- **WHAT YOU NEED TO DO**
Retype, character for character, the lines in the entries below from the one holding "427, 694, 460]" through the one holding "table-row: Металлорукав РЗ-ЦП 60", inclusive, and no other lines.

- **GIVEN DATA**

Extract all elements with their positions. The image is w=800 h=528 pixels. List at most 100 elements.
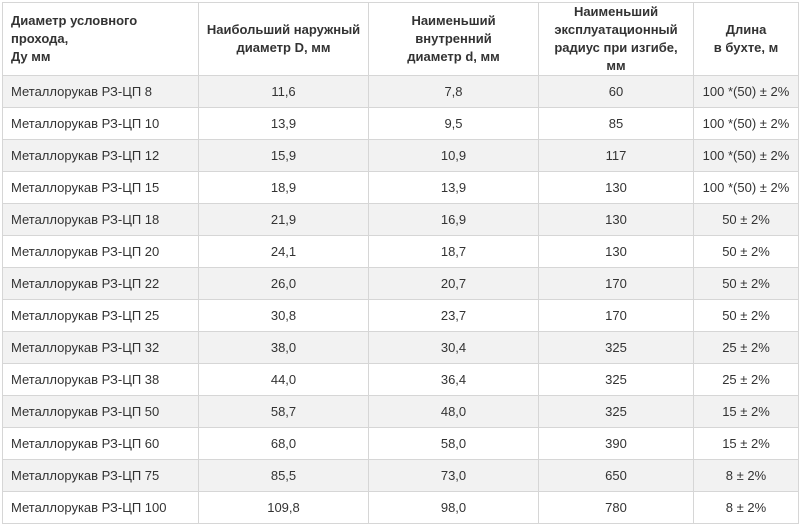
cell-bend-radius: 390	[538, 427, 694, 460]
cell-outer-diameter: 38,0	[198, 331, 369, 364]
cell-coil-length: 15 ± 2%	[693, 427, 799, 460]
cell-product-name: Металлорукав РЗ-ЦП 25	[2, 299, 199, 332]
cell-product-name: Металлорукав РЗ-ЦП 22	[2, 267, 199, 300]
cell-coil-length: 25 ± 2%	[693, 331, 799, 364]
table-row: Металлорукав РЗ-ЦП 38 44,0 36,4 325 25 ± 2%	[2, 363, 799, 396]
table-row: Металлорукав РЗ-ЦП 60 68,0 58,0 390 15 ± 2%	[2, 427, 799, 460]
cell-bend-radius: 780	[538, 491, 694, 524]
header-bend-radius: Наименьший эксплуатационный радиус при изг…	[538, 2, 694, 76]
cell-inner-diameter: 20,7	[368, 267, 539, 300]
header-inner-diameter: Наименьший внутренний диаметр d, мм	[368, 2, 539, 76]
cell-coil-length: 50 ± 2%	[693, 203, 799, 236]
cell-outer-diameter: 85,5	[198, 459, 369, 492]
cell-product-name: Металлорукав РЗ-ЦП 12	[2, 139, 199, 172]
cell-outer-diameter: 58,7	[198, 395, 369, 428]
cell-bend-radius: 117	[538, 139, 694, 172]
cell-coil-length: 15 ± 2%	[693, 395, 799, 428]
table-row: Металлорукав РЗ-ЦП 15 18,9 13,9 130 100 *(50…	[2, 171, 799, 204]
cell-bend-radius: 85	[538, 107, 694, 140]
header-text-line: диаметр D, мм	[236, 40, 331, 55]
cell-outer-diameter: 44,0	[198, 363, 369, 396]
table-row: Металлорукав РЗ-ЦП 50 58,7 48,0 325 15 ± 2%	[2, 395, 799, 428]
cell-product-name: Металлорукав РЗ-ЦП 32	[2, 331, 199, 364]
table-row: Металлорукав РЗ-ЦП 25 30,8 23,7 170 50 ± 2%	[2, 299, 799, 332]
cell-outer-diameter: 18,9	[198, 171, 369, 204]
header-text-line: эксплуатационный	[554, 22, 678, 37]
header-row: Диаметр условного прохода, Ду мм Наибольши…	[2, 2, 799, 76]
cell-outer-diameter: 109,8	[198, 491, 369, 524]
cell-outer-diameter: 24,1	[198, 235, 369, 268]
cell-coil-length: 50 ± 2%	[693, 267, 799, 300]
cell-outer-diameter: 21,9	[198, 203, 369, 236]
header-text-line: в бухте, м	[713, 40, 779, 55]
table-row: Металлорукав РЗ-ЦП 22 26,0 20,7 170 50 ± 2%	[2, 267, 799, 300]
cell-product-name: Металлорукав РЗ-ЦП 10	[2, 107, 199, 140]
header-text-line: Диаметр условного прохода,	[11, 13, 138, 46]
cell-bend-radius: 325	[538, 395, 694, 428]
cell-coil-length: 100 *(50) ± 2%	[693, 171, 799, 204]
cell-inner-diameter: 18,7	[368, 235, 539, 268]
table-row: Металлорукав РЗ-ЦП 12 15,9 10,9 117 100 *(50…	[2, 139, 799, 172]
table-row: Металлорукав РЗ-ЦП 8 11,6 7,8 60 100 *(50) ±…	[2, 75, 799, 108]
header-text-line: Ду мм	[11, 49, 51, 64]
table-header: Диаметр условного прохода, Ду мм Наибольши…	[2, 2, 799, 76]
cell-product-name: Металлорукав РЗ-ЦП 100	[2, 491, 199, 524]
table-row: Металлорукав РЗ-ЦП 32 38,0 30,4 325 25 ± 2%	[2, 331, 799, 364]
cell-bend-radius: 60	[538, 75, 694, 108]
table-row: Металлорукав РЗ-ЦП 10 13,9 9,5 85 100 *(50) …	[2, 107, 799, 140]
table-row: Металлорукав РЗ-ЦП 75 85,5 73,0 650 8 ± 2%	[2, 459, 799, 492]
header-outer-diameter: Наибольший наружный диаметр D, мм	[198, 2, 369, 76]
cell-product-name: Металлорукав РЗ-ЦП 50	[2, 395, 199, 428]
cell-product-name: Металлорукав РЗ-ЦП 18	[2, 203, 199, 236]
cell-outer-diameter: 13,9	[198, 107, 369, 140]
cell-coil-length: 100 *(50) ± 2%	[693, 75, 799, 108]
header-nominal-diameter: Диаметр условного прохода, Ду мм	[2, 2, 199, 76]
cell-product-name: Металлорукав РЗ-ЦП 60	[2, 427, 199, 460]
cell-coil-length: 100 *(50) ± 2%	[693, 139, 799, 172]
table-row: Металлорукав РЗ-ЦП 100 109,8 98,0 780 8 ± 2%	[2, 491, 799, 524]
header-text-line: Длина	[725, 22, 767, 37]
cell-inner-diameter: 73,0	[368, 459, 539, 492]
header-text-line: диаметр d, мм	[407, 49, 500, 64]
cell-coil-length: 8 ± 2%	[693, 459, 799, 492]
cell-bend-radius: 130	[538, 203, 694, 236]
cell-inner-diameter: 16,9	[368, 203, 539, 236]
cell-inner-diameter: 36,4	[368, 363, 539, 396]
table-row: Металлорукав РЗ-ЦП 18 21,9 16,9 130 50 ± 2%	[2, 203, 799, 236]
cell-outer-diameter: 30,8	[198, 299, 369, 332]
cell-product-name: Металлорукав РЗ-ЦП 15	[2, 171, 199, 204]
cell-bend-radius: 650	[538, 459, 694, 492]
header-text-line: радиус при изгибе, мм	[554, 40, 678, 73]
cell-inner-diameter: 9,5	[368, 107, 539, 140]
cell-bend-radius: 130	[538, 235, 694, 268]
cell-product-name: Металлорукав РЗ-ЦП 8	[2, 75, 199, 108]
cell-product-name: Металлорукав РЗ-ЦП 75	[2, 459, 199, 492]
cell-inner-diameter: 10,9	[368, 139, 539, 172]
cell-outer-diameter: 26,0	[198, 267, 369, 300]
cell-coil-length: 50 ± 2%	[693, 235, 799, 268]
cell-coil-length: 8 ± 2%	[693, 491, 799, 524]
header-text-line: Наименьший	[573, 4, 659, 19]
cell-inner-diameter: 58,0	[368, 427, 539, 460]
cell-inner-diameter: 48,0	[368, 395, 539, 428]
cell-inner-diameter: 23,7	[368, 299, 539, 332]
cell-outer-diameter: 15,9	[198, 139, 369, 172]
cell-outer-diameter: 11,6	[198, 75, 369, 108]
cell-bend-radius: 130	[538, 171, 694, 204]
cell-coil-length: 25 ± 2%	[693, 363, 799, 396]
cell-inner-diameter: 98,0	[368, 491, 539, 524]
cell-inner-diameter: 30,4	[368, 331, 539, 364]
header-text-line: Наименьший внутренний	[411, 13, 496, 46]
cell-inner-diameter: 13,9	[368, 171, 539, 204]
cell-inner-diameter: 7,8	[368, 75, 539, 108]
cell-bend-radius: 325	[538, 331, 694, 364]
cell-outer-diameter: 68,0	[198, 427, 369, 460]
cell-bend-radius: 325	[538, 363, 694, 396]
cell-bend-radius: 170	[538, 299, 694, 332]
cell-bend-radius: 170	[538, 267, 694, 300]
cell-product-name: Металлорукав РЗ-ЦП 38	[2, 363, 199, 396]
cell-coil-length: 50 ± 2%	[693, 299, 799, 332]
table-body: Металлорукав РЗ-ЦП 8 11,6 7,8 60 100 *(50) ±…	[2, 75, 799, 524]
cell-product-name: Металлорукав РЗ-ЦП 20	[2, 235, 199, 268]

- **ANSWER**
cell-bend-radius: 390	[538, 427, 694, 460]
cell-outer-diameter: 38,0	[198, 331, 369, 364]
cell-coil-length: 15 ± 2%	[693, 427, 799, 460]
cell-product-name: Металлорукав РЗ-ЦП 25	[2, 299, 199, 332]
cell-product-name: Металлорукав РЗ-ЦП 22	[2, 267, 199, 300]
cell-coil-length: 25 ± 2%	[693, 331, 799, 364]
table-row: Металлорукав РЗ-ЦП 38 44,0 36,4 325 25 ± 2%	[2, 363, 799, 396]
table-row: Металлорукав РЗ-ЦП 60 68,0 58,0 390 15 ± 2%	[2, 427, 799, 460]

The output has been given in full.